→ **Stated task**:
In full and without alteration, give the listing again.

════════════════

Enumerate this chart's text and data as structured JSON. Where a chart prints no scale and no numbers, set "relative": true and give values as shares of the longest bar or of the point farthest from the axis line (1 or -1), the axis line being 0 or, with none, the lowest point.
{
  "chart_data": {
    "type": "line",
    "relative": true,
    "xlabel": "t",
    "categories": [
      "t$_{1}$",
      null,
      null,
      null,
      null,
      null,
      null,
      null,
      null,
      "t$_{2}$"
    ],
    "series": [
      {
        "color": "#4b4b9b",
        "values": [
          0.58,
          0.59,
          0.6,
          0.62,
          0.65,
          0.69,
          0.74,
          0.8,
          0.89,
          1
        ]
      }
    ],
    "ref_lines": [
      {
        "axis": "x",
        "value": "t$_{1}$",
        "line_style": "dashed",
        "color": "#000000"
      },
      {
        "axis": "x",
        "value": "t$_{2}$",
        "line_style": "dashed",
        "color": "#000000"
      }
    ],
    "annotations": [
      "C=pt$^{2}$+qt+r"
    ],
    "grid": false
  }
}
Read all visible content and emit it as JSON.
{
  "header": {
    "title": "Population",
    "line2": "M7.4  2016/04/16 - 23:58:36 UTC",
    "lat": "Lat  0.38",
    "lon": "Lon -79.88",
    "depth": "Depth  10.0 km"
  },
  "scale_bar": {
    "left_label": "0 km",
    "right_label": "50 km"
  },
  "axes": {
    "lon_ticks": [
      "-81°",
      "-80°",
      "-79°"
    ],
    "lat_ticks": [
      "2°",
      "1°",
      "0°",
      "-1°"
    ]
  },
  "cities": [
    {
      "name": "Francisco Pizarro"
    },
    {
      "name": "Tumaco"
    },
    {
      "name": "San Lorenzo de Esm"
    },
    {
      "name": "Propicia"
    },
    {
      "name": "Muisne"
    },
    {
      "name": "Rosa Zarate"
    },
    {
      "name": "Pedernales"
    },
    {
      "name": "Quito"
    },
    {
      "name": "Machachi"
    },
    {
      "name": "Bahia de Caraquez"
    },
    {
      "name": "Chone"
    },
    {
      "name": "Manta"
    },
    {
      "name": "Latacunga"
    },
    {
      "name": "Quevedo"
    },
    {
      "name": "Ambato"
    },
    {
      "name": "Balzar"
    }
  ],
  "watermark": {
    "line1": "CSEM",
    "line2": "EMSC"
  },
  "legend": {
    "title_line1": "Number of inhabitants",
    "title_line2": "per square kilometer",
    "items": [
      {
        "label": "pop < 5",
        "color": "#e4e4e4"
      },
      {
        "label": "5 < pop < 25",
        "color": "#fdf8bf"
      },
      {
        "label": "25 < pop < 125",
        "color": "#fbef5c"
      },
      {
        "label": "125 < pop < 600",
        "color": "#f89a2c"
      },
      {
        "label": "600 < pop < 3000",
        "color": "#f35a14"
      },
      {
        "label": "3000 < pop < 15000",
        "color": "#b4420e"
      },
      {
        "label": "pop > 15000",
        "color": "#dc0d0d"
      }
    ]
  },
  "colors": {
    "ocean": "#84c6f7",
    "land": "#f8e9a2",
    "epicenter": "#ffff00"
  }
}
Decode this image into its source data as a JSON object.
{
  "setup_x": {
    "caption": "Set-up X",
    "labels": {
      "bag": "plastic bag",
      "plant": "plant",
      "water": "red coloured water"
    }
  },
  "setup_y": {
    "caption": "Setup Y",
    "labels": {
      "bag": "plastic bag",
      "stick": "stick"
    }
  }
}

════════════════

→ **Complete answer**:
Enumerate this chart's text and data as structured JSON. Where a chart prints no scale and no numbers, set "relative": true and give values as shares of the longest bar or of the point farthest from the axis line (1 or -1), the axis line being 0 or, with none, the lowest point.
{
  "chart_data": {
    "type": "line",
    "relative": true,
    "xlabel": "t",
    "categories": [
      "t$_{1}$",
      null,
      null,
      null,
      null,
      null,
      null,
      null,
      null,
      "t$_{2}$"
    ],
    "series": [
      {
        "color": "#4b4b9b",
        "values": [
          0.58,
          0.59,
          0.6,
          0.62,
          0.65,
          0.69,
          0.74,
          0.8,
          0.89,
          1
        ]
      }
    ],
    "ref_lines": [
      {
        "axis": "x",
        "value": "t$_{1}$",
        "line_style": "dashed",
        "color": "#000000"
      },
      {
        "axis": "x",
        "value": "t$_{2}$",
        "line_style": "dashed",
        "color": "#000000"
      }
    ],
    "annotations": [
      "C=pt$^{2}$+qt+r"
    ],
    "grid": false
  }
}
Read all visible content and emit it as JSON.
{
  "header": {
    "title": "Population",
    "line2": "M7.4  2016/04/16 - 23:58:36 UTC",
    "lat": "Lat  0.38",
    "lon": "Lon -79.88",
    "depth": "Depth  10.0 km"
  },
  "scale_bar": {
    "left_label": "0 km",
    "right_label": "50 km"
  },
  "axes": {
    "lon_ticks": [
      "-81°",
      "-80°",
      "-79°"
    ],
    "lat_ticks": [
      "2°",
      "1°",
      "0°",
      "-1°"
    ]
  },
  "cities": [
    {
      "name": "Francisco Pizarro"
    },
    {
      "name": "Tumaco"
    },
    {
      "name": "San Lorenzo de Esm"
    },
    {
      "name": "Propicia"
    },
    {
      "name": "Muisne"
    },
    {
      "name": "Rosa Zarate"
    },
    {
      "name": "Pedernales"
    },
    {
      "name": "Quito"
    },
    {
      "name": "Machachi"
    },
    {
      "name": "Bahia de Caraquez"
    },
    {
      "name": "Chone"
    },
    {
      "name": "Manta"
    },
    {
      "name": "Latacunga"
    },
    {
      "name": "Quevedo"
    },
    {
      "name": "Ambato"
    },
    {
      "name": "Balzar"
    }
  ],
  "watermark": {
    "line1": "CSEM",
    "line2": "EMSC"
  },
  "legend": {
    "title_line1": "Number of inhabitants",
    "title_line2": "per square kilometer",
    "items": [
      {
        "label": "pop < 5",
        "color": "#e4e4e4"
      },
      {
        "label": "5 < pop < 25",
        "color": "#fdf8bf"
      },
      {
        "label": "25 < pop < 125",
        "color": "#fbef5c"
      },
      {
        "label": "125 < pop < 600",
        "color": "#f89a2c"
      },
      {
        "label": "600 < pop < 3000",
        "color": "#f35a14"
      },
      {
        "label": "3000 < pop < 15000",
        "color": "#b4420e"
      },
      {
        "label": "pop > 15000",
        "color": "#dc0d0d"
      }
    ]
  },
  "colors": {
    "ocean": "#84c6f7",
    "land": "#f8e9a2",
    "epicenter": "#ffff00"
  }
}
Decode this image into its source data as a JSON object.
{
  "setup_x": {
    "caption": "Set-up X",
    "labels": {
      "bag": "plastic bag",
      "plant": "plant",
      "water": "red coloured water"
    }
  },
  "setup_y": {
    "caption": "Setup Y",
    "labels": {
      "bag": "plastic bag",
      "stick": "stick"
    }
  }
}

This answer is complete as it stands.